→ **Request**:
Each entry needs to be restated exactly as written.

□ □ □ □ □ □ □

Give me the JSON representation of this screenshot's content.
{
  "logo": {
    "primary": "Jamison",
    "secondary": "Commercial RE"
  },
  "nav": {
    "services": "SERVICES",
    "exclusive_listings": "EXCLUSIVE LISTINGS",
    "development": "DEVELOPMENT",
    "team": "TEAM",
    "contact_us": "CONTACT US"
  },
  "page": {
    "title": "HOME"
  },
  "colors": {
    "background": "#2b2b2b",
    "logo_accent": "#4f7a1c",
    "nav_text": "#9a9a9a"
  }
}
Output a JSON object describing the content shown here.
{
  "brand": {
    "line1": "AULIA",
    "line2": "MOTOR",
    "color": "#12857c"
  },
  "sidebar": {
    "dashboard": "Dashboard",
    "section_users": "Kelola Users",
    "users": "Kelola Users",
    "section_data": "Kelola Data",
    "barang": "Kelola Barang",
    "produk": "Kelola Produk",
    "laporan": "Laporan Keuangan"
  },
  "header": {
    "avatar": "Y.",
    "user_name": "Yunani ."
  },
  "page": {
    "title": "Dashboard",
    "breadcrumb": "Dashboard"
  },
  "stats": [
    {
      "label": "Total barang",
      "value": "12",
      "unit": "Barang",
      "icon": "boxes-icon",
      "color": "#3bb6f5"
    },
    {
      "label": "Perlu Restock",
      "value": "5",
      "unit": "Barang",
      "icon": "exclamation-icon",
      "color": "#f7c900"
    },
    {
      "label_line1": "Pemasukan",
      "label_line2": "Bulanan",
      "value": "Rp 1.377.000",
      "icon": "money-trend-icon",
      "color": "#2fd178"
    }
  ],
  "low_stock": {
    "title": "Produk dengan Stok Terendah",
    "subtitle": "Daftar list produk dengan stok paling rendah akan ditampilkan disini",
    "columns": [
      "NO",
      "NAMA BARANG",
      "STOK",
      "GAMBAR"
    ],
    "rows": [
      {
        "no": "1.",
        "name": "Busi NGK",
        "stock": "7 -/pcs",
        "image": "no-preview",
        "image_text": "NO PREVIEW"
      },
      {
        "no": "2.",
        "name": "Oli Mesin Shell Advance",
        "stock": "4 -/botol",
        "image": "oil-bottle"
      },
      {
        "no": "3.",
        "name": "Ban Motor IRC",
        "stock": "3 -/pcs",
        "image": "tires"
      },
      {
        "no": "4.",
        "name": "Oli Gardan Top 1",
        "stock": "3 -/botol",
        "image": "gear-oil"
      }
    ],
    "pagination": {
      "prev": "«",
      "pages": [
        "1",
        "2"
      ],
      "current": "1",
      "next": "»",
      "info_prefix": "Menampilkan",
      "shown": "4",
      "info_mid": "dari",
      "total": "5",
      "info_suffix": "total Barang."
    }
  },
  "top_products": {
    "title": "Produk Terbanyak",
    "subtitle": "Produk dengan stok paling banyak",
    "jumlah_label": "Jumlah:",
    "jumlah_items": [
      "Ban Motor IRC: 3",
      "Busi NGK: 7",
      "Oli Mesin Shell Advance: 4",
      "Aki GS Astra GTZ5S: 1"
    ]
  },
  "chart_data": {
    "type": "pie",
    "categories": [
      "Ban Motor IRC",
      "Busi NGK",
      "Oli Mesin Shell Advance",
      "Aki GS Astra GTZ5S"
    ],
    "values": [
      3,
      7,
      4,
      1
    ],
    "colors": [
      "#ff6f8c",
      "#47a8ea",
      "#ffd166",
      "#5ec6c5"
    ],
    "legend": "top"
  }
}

□ □ □ □ □ □ □

→ **Solution**:
Give me the JSON representation of this screenshot's content.
{
  "logo": {
    "primary": "Jamison",
    "secondary": "Commercial RE"
  },
  "nav": {
    "services": "SERVICES",
    "exclusive_listings": "EXCLUSIVE LISTINGS",
    "development": "DEVELOPMENT",
    "team": "TEAM",
    "contact_us": "CONTACT US"
  },
  "page": {
    "title": "HOME"
  },
  "colors": {
    "background": "#2b2b2b",
    "logo_accent": "#4f7a1c",
    "nav_text": "#9a9a9a"
  }
}
Output a JSON object describing the content shown here.
{
  "brand": {
    "line1": "AULIA",
    "line2": "MOTOR",
    "color": "#12857c"
  },
  "sidebar": {
    "dashboard": "Dashboard",
    "section_users": "Kelola Users",
    "users": "Kelola Users",
    "section_data": "Kelola Data",
    "barang": "Kelola Barang",
    "produk": "Kelola Produk",
    "laporan": "Laporan Keuangan"
  },
  "header": {
    "avatar": "Y.",
    "user_name": "Yunani ."
  },
  "page": {
    "title": "Dashboard",
    "breadcrumb": "Dashboard"
  },
  "stats": [
    {
      "label": "Total barang",
      "value": "12",
      "unit": "Barang",
      "icon": "boxes-icon",
      "color": "#3bb6f5"
    },
    {
      "label": "Perlu Restock",
      "value": "5",
      "unit": "Barang",
      "icon": "exclamation-icon",
      "color": "#f7c900"
    },
    {
      "label_line1": "Pemasukan",
      "label_line2": "Bulanan",
      "value": "Rp 1.377.000",
      "icon": "money-trend-icon",
      "color": "#2fd178"
    }
  ],
  "low_stock": {
    "title": "Produk dengan Stok Terendah",
    "subtitle": "Daftar list produk dengan stok paling rendah akan ditampilkan disini",
    "columns": [
      "NO",
      "NAMA BARANG",
      "STOK",
      "GAMBAR"
    ],
    "rows": [
      {
        "no": "1.",
        "name": "Busi NGK",
        "stock": "7 -/pcs",
        "image": "no-preview",
        "image_text": "NO PREVIEW"
      },
      {
        "no": "2.",
        "name": "Oli Mesin Shell Advance",
        "stock": "4 -/botol",
        "image": "oil-bottle"
      },
      {
        "no": "3.",
        "name": "Ban Motor IRC",
        "stock": "3 -/pcs",
        "image": "tires"
      },
      {
        "no": "4.",
        "name": "Oli Gardan Top 1",
        "stock": "3 -/botol",
        "image": "gear-oil"
      }
    ],
    "pagination": {
      "prev": "«",
      "pages": [
        "1",
        "2"
      ],
      "current": "1",
      "next": "»",
      "info_prefix": "Menampilkan",
      "shown": "4",
      "info_mid": "dari",
      "total": "5",
      "info_suffix": "total Barang."
    }
  },
  "top_products": {
    "title": "Produk Terbanyak",
    "subtitle": "Produk dengan stok paling banyak",
    "jumlah_label": "Jumlah:",
    "jumlah_items": [
      "Ban Motor IRC: 3",
      "Busi NGK: 7",
      "Oli Mesin Shell Advance: 4",
      "Aki GS Astra GTZ5S: 1"
    ]
  },
  "chart_data": {
    "type": "pie",
    "categories": [
      "Ban Motor IRC",
      "Busi NGK",
      "Oli Mesin Shell Advance",
      "Aki GS Astra GTZ5S"
    ],
    "values": [
      3,
      7,
      4,
      1
    ],
    "colors": [
      "#ff6f8c",
      "#47a8ea",
      "#ffd166",
      "#5ec6c5"
    ],
    "legend": "top"
  }
}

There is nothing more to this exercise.